§ **Exercise description**: Write out each record again exactly as it stands.

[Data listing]
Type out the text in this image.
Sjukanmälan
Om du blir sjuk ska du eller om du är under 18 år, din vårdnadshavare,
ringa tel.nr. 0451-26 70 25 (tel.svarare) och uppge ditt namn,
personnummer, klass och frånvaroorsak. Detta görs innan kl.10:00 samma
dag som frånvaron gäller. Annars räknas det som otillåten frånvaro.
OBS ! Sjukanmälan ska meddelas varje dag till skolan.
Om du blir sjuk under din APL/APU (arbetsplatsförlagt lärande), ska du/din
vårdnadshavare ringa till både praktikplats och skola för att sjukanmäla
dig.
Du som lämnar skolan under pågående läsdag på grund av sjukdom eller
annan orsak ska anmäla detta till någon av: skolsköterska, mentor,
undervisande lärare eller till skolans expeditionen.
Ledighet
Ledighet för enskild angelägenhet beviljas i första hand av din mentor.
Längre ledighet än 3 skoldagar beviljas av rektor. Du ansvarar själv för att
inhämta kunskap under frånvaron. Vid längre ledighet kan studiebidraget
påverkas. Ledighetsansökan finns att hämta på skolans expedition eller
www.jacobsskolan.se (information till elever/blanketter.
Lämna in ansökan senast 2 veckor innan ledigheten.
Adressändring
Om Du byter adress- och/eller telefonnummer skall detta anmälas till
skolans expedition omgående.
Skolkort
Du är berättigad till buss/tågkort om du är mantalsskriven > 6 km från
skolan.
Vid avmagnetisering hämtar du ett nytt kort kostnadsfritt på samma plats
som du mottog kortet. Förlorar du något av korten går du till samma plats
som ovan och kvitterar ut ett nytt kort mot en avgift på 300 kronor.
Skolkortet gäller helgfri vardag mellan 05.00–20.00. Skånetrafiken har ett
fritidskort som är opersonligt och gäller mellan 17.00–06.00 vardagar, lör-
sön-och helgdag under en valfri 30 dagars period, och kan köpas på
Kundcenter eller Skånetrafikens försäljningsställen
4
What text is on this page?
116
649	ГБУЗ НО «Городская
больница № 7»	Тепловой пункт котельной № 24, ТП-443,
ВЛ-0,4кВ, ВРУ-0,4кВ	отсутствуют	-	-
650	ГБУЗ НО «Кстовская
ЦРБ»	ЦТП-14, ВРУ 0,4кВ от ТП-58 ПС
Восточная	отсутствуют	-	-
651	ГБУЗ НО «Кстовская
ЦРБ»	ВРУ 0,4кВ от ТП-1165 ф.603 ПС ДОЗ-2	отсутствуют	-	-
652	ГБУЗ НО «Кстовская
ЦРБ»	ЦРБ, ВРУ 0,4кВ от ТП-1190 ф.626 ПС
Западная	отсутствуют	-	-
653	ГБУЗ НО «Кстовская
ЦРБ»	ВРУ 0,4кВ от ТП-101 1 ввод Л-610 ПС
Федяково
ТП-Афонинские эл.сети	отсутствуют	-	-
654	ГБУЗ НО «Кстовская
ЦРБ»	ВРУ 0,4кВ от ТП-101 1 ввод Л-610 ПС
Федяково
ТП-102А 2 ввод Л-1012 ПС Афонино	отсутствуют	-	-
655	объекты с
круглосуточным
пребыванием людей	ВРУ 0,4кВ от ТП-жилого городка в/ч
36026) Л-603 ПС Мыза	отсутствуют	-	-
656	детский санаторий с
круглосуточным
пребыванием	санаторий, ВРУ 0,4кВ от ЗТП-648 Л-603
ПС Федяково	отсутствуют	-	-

§ **Exercise output**:
Type out the text in this image.
Sjukanmälan
Om du blir sjuk ska du eller om du är under 18 år, din vårdnadshavare,
ringa tel.nr. 0451-26 70 25 (tel.svarare) och uppge ditt namn,
personnummer, klass och frånvaroorsak. Detta görs innan kl.10:00 samma
dag som frånvaron gäller. Annars räknas det som otillåten frånvaro.
OBS ! Sjukanmälan ska meddelas varje dag till skolan.
Om du blir sjuk under din APL/APU (arbetsplatsförlagt lärande), ska du/din
vårdnadshavare ringa till både praktikplats och skola för att sjukanmäla
dig.
Du som lämnar skolan under pågående läsdag på grund av sjukdom eller
annan orsak ska anmäla detta till någon av: skolsköterska, mentor,
undervisande lärare eller till skolans expeditionen.
Ledighet
Ledighet för enskild angelägenhet beviljas i första hand av din mentor.
Längre ledighet än 3 skoldagar beviljas av rektor. Du ansvarar själv för att
inhämta kunskap under frånvaron. Vid längre ledighet kan studiebidraget
påverkas. Ledighetsansökan finns att hämta på skolans expedition eller
www.jacobsskolan.se (information till elever/blanketter.
Lämna in ansökan senast 2 veckor innan ledigheten.
Adressändring
Om Du byter adress- och/eller telefonnummer skall detta anmälas till
skolans expedition omgående.
Skolkort
Du är berättigad till buss/tågkort om du är mantalsskriven > 6 km från
skolan.
Vid avmagnetisering hämtar du ett nytt kort kostnadsfritt på samma plats
som du mottog kortet. Förlorar du något av korten går du till samma plats
som ovan och kvitterar ut ett nytt kort mot en avgift på 300 kronor.
Skolkortet gäller helgfri vardag mellan 05.00–20.00. Skånetrafiken har ett
fritidskort som är opersonligt och gäller mellan 17.00–06.00 vardagar, lör-
sön-och helgdag under en valfri 30 dagars period, och kan köpas på
Kundcenter eller Skånetrafikens försäljningsställen
4
What text is on this page?
116
649	ГБУЗ НО «Городская
больница № 7»	Тепловой пункт котельной № 24, ТП-443,
ВЛ-0,4кВ, ВРУ-0,4кВ	отсутствуют	-	-
650	ГБУЗ НО «Кстовская
ЦРБ»	ЦТП-14, ВРУ 0,4кВ от ТП-58 ПС
Восточная	отсутствуют	-	-
651	ГБУЗ НО «Кстовская
ЦРБ»	ВРУ 0,4кВ от ТП-1165 ф.603 ПС ДОЗ-2	отсутствуют	-	-
652	ГБУЗ НО «Кстовская
ЦРБ»	ЦРБ, ВРУ 0,4кВ от ТП-1190 ф.626 ПС
Западная	отсутствуют	-	-
653	ГБУЗ НО «Кстовская
ЦРБ»	ВРУ 0,4кВ от ТП-101 1 ввод Л-610 ПС
Федяково
ТП-Афонинские эл.сети	отсутствуют	-	-
654	ГБУЗ НО «Кстовская
ЦРБ»	ВРУ 0,4кВ от ТП-101 1 ввод Л-610 ПС
Федяково
ТП-102А 2 ввод Л-1012 ПС Афонино	отсутствуют	-	-
655	объекты с
круглосуточным
пребыванием людей	ВРУ 0,4кВ от ТП-жилого городка в/ч
36026) Л-603 ПС Мыза	отсутствуют	-	-
656	детский санаторий с
круглосуточным
пребыванием	санаторий, ВРУ 0,4кВ от ЗТП-648 Л-603
ПС Федяково	отсутствуют	-	-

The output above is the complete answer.